**Exercise objective**
Pull every line containing "down" out of the material below.

**Data extract**
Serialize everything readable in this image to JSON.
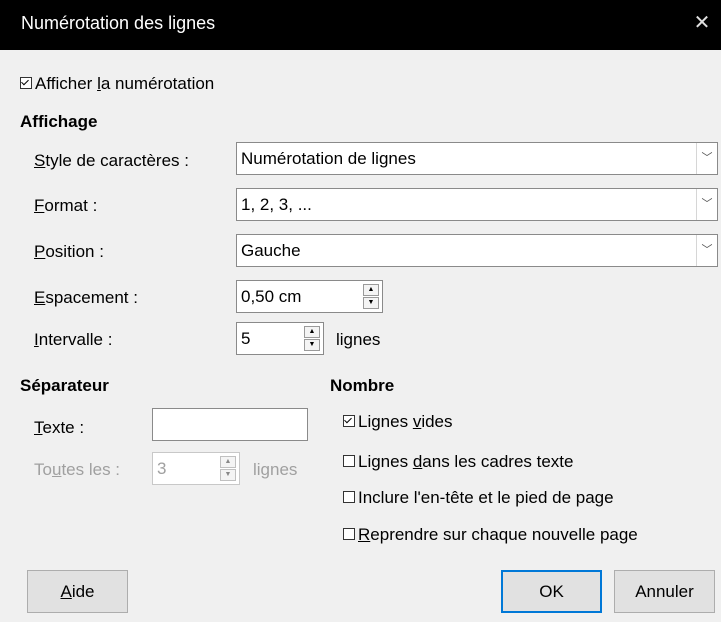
{
  "dialog": {
    "title": "Numérotation des lignes"
  },
  "show_numbering": {
    "before": "Afficher ",
    "u": "l",
    "after": "a numérotation",
    "checked": true
  },
  "affichage": {
    "heading": "Affichage",
    "char_style": {
      "u": "S",
      "rest": "tyle de caractères :",
      "value": "Numérotation de lignes"
    },
    "format": {
      "u": "F",
      "rest": "ormat :",
      "value": "1, 2, 3, ..."
    },
    "position": {
      "u": "P",
      "rest": "osition :",
      "value": "Gauche"
    },
    "spacing": {
      "u": "E",
      "rest": "spacement :",
      "value": "0,50 cm"
    },
    "interval": {
      "u": "I",
      "rest": "ntervalle :",
      "value": "5",
      "unit": "lignes"
    }
  },
  "separator": {
    "heading": "Séparateur",
    "text": {
      "u": "T",
      "rest": "exte :",
      "value": ""
    },
    "every": {
      "before": "To",
      "u": "u",
      "after": "tes les :",
      "value": "3",
      "unit": "lignes"
    }
  },
  "count": {
    "heading": "Nombre",
    "blank_lines": {
      "before": "Lignes ",
      "u": "v",
      "after": "ides",
      "checked": true
    },
    "text_frames": {
      "before": "Lignes ",
      "u": "d",
      "after": "ans les cadres texte",
      "checked": false
    },
    "header_footer": {
      "label": "Inclure l'en-tête et le pied de page",
      "checked": false
    },
    "restart": {
      "before": "",
      "u": "R",
      "after": "eprendre sur chaque nouvelle page",
      "checked": false
    }
  },
  "buttons": {
    "help": {
      "u": "A",
      "rest": "ide"
    },
    "ok": "OK",
    "cancel": "Annuler"
  },
  "icons": {
    "close": "close-icon",
    "dropdown": "chevron-down-icon",
    "spin_up": "spin-up-icon",
    "spin_down": "spin-down-icon"
  }
}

**Exercise result**
    "dropdown": "chevron-down-icon",
    "spin_down": "spin-down-icon"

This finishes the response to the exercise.